• _INSTRUCTIONS TO FOLLOW_: Provide an exact reproduction of every entry.

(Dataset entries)

=======

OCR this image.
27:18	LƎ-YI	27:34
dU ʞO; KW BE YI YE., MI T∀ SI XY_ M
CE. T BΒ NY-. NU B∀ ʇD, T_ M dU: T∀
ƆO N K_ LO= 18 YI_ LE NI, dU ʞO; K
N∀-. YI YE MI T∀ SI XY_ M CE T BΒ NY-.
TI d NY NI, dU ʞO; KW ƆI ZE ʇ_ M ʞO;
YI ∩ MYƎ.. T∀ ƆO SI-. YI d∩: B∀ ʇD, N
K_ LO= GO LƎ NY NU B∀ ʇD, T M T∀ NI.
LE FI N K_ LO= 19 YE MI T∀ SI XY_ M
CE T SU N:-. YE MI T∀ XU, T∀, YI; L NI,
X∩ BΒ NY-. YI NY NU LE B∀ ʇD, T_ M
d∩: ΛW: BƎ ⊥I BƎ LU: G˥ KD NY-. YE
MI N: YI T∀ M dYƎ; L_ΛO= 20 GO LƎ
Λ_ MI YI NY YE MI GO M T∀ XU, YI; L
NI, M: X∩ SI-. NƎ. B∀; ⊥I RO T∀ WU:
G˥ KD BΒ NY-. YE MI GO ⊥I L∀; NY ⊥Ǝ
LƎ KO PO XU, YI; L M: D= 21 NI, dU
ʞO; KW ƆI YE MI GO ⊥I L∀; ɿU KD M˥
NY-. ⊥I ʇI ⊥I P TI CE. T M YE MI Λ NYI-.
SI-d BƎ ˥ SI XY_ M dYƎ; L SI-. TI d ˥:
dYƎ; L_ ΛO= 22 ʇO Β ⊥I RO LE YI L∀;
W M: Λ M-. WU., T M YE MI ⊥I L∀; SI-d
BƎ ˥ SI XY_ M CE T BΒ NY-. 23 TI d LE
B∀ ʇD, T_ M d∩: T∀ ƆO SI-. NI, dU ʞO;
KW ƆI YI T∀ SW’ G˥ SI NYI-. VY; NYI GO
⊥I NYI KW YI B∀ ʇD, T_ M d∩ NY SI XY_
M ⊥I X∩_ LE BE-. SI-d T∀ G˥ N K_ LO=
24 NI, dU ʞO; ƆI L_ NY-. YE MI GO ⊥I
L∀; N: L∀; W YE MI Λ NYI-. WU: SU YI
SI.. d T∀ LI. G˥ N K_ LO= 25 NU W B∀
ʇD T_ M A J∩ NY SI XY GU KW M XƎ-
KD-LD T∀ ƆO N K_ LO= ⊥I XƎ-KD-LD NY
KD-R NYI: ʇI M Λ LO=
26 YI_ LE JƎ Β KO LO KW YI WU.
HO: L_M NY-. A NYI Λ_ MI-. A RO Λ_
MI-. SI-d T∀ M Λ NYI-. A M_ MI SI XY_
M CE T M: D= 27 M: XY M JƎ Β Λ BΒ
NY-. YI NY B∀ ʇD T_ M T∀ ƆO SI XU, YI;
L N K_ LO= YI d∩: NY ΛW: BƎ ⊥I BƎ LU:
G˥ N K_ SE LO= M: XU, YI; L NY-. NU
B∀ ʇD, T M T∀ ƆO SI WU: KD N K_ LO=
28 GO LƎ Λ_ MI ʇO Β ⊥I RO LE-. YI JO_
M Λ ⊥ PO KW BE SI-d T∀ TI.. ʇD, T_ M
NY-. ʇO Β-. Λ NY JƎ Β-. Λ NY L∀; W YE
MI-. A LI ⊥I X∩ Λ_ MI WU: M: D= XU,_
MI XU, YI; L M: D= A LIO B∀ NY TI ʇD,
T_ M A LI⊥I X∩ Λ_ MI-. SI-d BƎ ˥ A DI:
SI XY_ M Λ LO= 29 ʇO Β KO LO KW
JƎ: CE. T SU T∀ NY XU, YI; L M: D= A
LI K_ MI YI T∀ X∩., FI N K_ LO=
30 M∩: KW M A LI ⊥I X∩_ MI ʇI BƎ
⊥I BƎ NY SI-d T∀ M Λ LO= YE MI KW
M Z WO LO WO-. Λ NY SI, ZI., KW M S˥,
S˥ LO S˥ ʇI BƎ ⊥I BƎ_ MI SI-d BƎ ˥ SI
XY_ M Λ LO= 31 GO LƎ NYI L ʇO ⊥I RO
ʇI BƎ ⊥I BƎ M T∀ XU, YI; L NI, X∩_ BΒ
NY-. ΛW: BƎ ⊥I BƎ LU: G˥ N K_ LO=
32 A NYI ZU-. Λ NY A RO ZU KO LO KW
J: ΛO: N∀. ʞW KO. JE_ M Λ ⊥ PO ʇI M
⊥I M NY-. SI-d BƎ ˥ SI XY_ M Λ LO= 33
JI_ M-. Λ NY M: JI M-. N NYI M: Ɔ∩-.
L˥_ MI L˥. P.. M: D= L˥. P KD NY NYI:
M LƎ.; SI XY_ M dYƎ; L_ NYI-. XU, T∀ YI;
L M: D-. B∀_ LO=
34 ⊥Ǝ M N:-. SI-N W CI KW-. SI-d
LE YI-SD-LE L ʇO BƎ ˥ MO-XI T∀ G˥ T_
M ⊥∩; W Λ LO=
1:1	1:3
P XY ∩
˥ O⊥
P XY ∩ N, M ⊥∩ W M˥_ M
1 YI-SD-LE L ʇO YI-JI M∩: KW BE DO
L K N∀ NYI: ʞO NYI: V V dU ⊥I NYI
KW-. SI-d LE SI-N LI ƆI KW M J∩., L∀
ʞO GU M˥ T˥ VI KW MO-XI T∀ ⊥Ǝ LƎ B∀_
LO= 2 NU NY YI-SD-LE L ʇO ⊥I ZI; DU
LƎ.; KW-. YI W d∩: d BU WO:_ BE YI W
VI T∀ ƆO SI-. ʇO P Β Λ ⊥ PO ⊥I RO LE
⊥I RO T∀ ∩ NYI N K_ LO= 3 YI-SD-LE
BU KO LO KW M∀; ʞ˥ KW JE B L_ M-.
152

=======

• _CORRECT RESULT_:
OCR this image.
27:18	LƎ-YI	27:34
dU ʞO; KW BE YI YE., MI T∀ SI XY_ M
CE. T BΒ NY-. NU B∀ ʇD, T_ M dU: T∀
ƆO N K_ LO= 18 YI_ LE NI, dU ʞO; K
N∀-. YI YE MI T∀ SI XY_ M CE T BΒ NY-.
TI d NY NI, dU ʞO; KW ƆI ZE ʇ_ M ʞO;
YI ∩ MYƎ.. T∀ ƆO SI-. YI d∩: B∀ ʇD, N
K_ LO= GO LƎ NY NU B∀ ʇD, T M T∀ NI.
LE FI N K_ LO= 19 YE MI T∀ SI XY_ M
CE T SU N:-. YE MI T∀ XU, T∀, YI; L NI,
X∩ BΒ NY-. YI NY NU LE B∀ ʇD, T_ M
d∩: ΛW: BƎ ⊥I BƎ LU: G˥ KD NY-. YE
MI N: YI T∀ M dYƎ; L_ΛO= 20 GO LƎ
Λ_ MI YI NY YE MI GO M T∀ XU, YI; L
NI, M: X∩ SI-. NƎ. B∀; ⊥I RO T∀ WU:
G˥ KD BΒ NY-. YE MI GO ⊥I L∀; NY ⊥Ǝ
LƎ KO PO XU, YI; L M: D= 21 NI, dU
ʞO; KW ƆI YE MI GO ⊥I L∀; ɿU KD M˥
NY-. ⊥I ʇI ⊥I P TI CE. T M YE MI Λ NYI-.
SI-d BƎ ˥ SI XY_ M dYƎ; L SI-. TI d ˥:
dYƎ; L_ ΛO= 22 ʇO Β ⊥I RO LE YI L∀;
W M: Λ M-. WU., T M YE MI ⊥I L∀; SI-d
BƎ ˥ SI XY_ M CE T BΒ NY-. 23 TI d LE
B∀ ʇD, T_ M d∩: T∀ ƆO SI-. NI, dU ʞO;
KW ƆI YI T∀ SW’ G˥ SI NYI-. VY; NYI GO
⊥I NYI KW YI B∀ ʇD, T_ M d∩ NY SI XY_
M ⊥I X∩_ LE BE-. SI-d T∀ G˥ N K_ LO=
24 NI, dU ʞO; ƆI L_ NY-. YE MI GO ⊥I
L∀; N: L∀; W YE MI Λ NYI-. WU: SU YI
SI.. d T∀ LI. G˥ N K_ LO= 25 NU W B∀
ʇD T_ M A J∩ NY SI XY GU KW M XƎ-
KD-LD T∀ ƆO N K_ LO= ⊥I XƎ-KD-LD NY
KD-R NYI: ʇI M Λ LO=
26 YI_ LE JƎ Β KO LO KW YI WU.
HO: L_M NY-. A NYI Λ_ MI-. A RO Λ_
MI-. SI-d T∀ M Λ NYI-. A M_ MI SI XY_
M CE T M: D= 27 M: XY M JƎ Β Λ BΒ
NY-. YI NY B∀ ʇD T_ M T∀ ƆO SI XU, YI;
L N K_ LO= YI d∩: NY ΛW: BƎ ⊥I BƎ LU:
G˥ N K_ SE LO= M: XU, YI; L NY-. NU
B∀ ʇD, T M T∀ ƆO SI WU: KD N K_ LO=
28 GO LƎ Λ_ MI ʇO Β ⊥I RO LE-. YI JO_
M Λ ⊥ PO KW BE SI-d T∀ TI.. ʇD, T_ M
NY-. ʇO Β-. Λ NY JƎ Β-. Λ NY L∀; W YE
MI-. A LI ⊥I X∩ Λ_ MI WU: M: D= XU,_
MI XU, YI; L M: D= A LIO B∀ NY TI ʇD,
T_ M A LI⊥I X∩ Λ_ MI-. SI-d BƎ ˥ A DI:
SI XY_ M Λ LO= 29 ʇO Β KO LO KW
JƎ: CE. T SU T∀ NY XU, YI; L M: D= A
LI K_ MI YI T∀ X∩., FI N K_ LO=
30 M∩: KW M A LI ⊥I X∩_ MI ʇI BƎ
⊥I BƎ NY SI-d T∀ M Λ LO= YE MI KW
M Z WO LO WO-. Λ NY SI, ZI., KW M S˥,
S˥ LO S˥ ʇI BƎ ⊥I BƎ_ MI SI-d BƎ ˥ SI
XY_ M Λ LO= 31 GO LƎ NYI L ʇO ⊥I RO
ʇI BƎ ⊥I BƎ M T∀ XU, YI; L NI, X∩_ BΒ
NY-. ΛW: BƎ ⊥I BƎ LU: G˥ N K_ LO=
32 A NYI ZU-. Λ NY A RO ZU KO LO KW
J: ΛO: N∀. ʞW KO. JE_ M Λ ⊥ PO ʇI M
⊥I M NY-. SI-d BƎ ˥ SI XY_ M Λ LO= 33
JI_ M-. Λ NY M: JI M-. N NYI M: Ɔ∩-.
L˥_ MI L˥. P.. M: D= L˥. P KD NY NYI:
M LƎ.; SI XY_ M dYƎ; L_ NYI-. XU, T∀ YI;
L M: D-. B∀_ LO=
34 ⊥Ǝ M N:-. SI-N W CI KW-. SI-d
LE YI-SD-LE L ʇO BƎ ˥ MO-XI T∀ G˥ T_
M ⊥∩; W Λ LO=
1:1	1:3
P XY ∩
˥ O⊥
P XY ∩ N, M ⊥∩ W M˥_ M
1 YI-SD-LE L ʇO YI-JI M∩: KW BE DO
L K N∀ NYI: ʞO NYI: V V dU ⊥I NYI
KW-. SI-d LE SI-N LI ƆI KW M J∩., L∀
ʞO GU M˥ T˥ VI KW MO-XI T∀ ⊥Ǝ LƎ B∀_
LO= 2 NU NY YI-SD-LE L ʇO ⊥I ZI; DU
LƎ.; KW-. YI W d∩: d BU WO:_ BE YI W
VI T∀ ƆO SI-. ʇO P Β Λ ⊥ PO ⊥I RO LE
⊥I RO T∀ ∩ NYI N K_ LO= 3 YI-SD-LE
BU KO LO KW M∀; ʞ˥ KW JE B L_ M-.
152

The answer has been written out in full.